ASSIGNED TASK >>
Search the listing below for lines containing the string "reden". Reply with their count only.

MATERIAL PROVIDED >>
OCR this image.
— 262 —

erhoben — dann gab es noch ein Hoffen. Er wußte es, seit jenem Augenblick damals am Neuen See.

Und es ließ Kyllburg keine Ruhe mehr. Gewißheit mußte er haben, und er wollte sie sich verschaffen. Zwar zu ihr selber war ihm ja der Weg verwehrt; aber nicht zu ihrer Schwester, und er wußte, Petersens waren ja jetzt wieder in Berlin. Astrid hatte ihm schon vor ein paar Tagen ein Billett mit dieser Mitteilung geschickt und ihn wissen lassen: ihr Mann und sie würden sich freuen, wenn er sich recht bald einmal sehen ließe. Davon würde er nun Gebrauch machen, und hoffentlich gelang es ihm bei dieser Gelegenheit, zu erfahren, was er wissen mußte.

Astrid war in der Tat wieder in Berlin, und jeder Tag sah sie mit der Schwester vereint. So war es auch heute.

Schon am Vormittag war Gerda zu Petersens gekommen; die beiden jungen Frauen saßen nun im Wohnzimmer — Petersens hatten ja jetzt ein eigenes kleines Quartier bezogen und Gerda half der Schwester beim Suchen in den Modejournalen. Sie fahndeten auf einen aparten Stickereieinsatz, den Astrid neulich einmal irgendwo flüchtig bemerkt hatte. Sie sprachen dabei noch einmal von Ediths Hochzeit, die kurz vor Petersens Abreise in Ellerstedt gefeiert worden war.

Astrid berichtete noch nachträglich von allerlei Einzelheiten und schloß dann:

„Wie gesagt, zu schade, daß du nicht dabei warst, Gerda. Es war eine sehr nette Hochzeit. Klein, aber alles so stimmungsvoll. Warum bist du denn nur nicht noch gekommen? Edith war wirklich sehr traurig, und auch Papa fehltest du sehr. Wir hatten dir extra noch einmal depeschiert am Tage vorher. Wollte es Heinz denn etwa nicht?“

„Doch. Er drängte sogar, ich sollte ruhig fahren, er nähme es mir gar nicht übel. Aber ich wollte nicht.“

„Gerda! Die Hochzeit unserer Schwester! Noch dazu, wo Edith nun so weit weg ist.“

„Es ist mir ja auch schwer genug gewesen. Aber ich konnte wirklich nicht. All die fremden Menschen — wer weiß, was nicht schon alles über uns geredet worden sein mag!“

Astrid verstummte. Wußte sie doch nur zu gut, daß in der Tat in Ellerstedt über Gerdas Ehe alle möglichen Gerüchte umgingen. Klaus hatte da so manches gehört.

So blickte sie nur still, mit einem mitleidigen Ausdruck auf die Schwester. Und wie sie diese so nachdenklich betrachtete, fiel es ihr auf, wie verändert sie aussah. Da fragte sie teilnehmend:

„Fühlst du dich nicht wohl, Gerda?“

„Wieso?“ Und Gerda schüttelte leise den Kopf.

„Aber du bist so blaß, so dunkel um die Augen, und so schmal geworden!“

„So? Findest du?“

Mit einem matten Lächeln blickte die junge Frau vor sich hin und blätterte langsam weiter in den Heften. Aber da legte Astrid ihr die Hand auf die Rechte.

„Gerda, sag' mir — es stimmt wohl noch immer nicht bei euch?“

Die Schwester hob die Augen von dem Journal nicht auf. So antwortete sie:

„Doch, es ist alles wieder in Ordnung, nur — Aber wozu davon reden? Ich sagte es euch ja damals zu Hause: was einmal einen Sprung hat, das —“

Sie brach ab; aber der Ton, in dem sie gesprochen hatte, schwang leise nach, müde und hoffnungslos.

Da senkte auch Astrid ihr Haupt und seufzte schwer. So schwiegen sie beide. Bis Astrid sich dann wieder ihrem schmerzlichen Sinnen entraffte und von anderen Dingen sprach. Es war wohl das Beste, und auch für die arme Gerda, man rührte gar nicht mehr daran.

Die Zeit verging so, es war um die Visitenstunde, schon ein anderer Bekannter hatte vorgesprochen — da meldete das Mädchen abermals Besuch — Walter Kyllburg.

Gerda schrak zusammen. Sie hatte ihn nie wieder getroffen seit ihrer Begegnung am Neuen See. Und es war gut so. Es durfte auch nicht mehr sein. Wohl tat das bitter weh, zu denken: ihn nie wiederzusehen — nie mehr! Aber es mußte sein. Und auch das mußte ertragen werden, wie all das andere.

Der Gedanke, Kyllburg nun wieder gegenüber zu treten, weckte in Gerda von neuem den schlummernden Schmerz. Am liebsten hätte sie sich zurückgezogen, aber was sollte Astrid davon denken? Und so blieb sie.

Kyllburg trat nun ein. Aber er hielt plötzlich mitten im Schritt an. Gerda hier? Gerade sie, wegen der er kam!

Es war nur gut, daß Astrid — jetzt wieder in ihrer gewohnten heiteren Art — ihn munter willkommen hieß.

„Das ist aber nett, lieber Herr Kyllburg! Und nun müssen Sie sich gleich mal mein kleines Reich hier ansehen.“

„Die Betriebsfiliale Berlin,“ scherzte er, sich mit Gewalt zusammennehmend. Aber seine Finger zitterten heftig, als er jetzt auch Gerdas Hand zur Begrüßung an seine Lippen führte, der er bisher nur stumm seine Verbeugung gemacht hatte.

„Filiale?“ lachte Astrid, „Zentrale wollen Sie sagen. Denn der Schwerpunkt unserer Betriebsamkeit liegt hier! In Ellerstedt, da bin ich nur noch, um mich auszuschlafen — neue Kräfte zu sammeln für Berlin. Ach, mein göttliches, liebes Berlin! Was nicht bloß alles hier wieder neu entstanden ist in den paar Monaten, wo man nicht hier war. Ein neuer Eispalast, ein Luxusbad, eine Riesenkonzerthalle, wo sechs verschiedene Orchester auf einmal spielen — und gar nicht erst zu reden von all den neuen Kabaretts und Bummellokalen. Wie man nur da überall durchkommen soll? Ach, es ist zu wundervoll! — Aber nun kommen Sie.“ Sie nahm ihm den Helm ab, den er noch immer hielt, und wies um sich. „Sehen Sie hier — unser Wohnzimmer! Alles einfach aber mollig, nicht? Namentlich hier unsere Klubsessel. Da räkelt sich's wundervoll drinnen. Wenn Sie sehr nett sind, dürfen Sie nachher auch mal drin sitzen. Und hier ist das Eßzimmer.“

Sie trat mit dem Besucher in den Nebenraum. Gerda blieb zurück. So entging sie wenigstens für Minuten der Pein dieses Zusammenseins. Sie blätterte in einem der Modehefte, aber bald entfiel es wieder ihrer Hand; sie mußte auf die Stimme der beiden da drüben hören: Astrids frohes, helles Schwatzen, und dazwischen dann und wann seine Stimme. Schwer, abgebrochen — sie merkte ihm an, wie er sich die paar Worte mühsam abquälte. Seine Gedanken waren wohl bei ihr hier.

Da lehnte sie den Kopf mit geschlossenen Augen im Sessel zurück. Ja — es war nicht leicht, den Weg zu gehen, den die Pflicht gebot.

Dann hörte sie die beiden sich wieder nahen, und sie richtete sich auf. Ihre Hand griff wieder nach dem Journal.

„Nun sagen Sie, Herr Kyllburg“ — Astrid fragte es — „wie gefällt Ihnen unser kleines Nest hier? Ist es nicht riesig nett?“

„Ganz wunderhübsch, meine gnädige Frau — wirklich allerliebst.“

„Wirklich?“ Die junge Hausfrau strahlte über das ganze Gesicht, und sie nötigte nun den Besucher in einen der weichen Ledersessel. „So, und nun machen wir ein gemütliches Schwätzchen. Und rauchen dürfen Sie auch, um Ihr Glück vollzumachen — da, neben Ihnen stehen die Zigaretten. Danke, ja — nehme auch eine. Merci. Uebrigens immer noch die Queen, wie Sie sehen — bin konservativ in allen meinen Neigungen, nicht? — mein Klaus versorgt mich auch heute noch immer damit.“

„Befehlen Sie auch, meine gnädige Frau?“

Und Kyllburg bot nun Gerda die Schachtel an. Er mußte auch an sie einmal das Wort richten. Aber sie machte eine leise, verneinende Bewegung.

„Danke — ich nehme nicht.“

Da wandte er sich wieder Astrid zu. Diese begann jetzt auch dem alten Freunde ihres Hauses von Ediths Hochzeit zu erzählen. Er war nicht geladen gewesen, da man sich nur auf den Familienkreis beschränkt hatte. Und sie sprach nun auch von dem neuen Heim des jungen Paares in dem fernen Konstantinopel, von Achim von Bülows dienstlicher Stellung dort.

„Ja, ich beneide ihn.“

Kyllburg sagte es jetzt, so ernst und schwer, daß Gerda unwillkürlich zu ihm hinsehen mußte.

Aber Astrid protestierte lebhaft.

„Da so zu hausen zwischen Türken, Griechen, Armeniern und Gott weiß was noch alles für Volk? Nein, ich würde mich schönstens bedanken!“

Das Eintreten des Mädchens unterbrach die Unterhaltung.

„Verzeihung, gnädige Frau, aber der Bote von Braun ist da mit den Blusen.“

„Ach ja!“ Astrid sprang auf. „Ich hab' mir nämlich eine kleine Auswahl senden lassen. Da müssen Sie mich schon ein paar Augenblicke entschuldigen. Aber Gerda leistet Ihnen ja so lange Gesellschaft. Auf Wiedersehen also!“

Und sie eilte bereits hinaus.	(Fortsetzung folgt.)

ANSWER TO THIS PROBLEM >>
2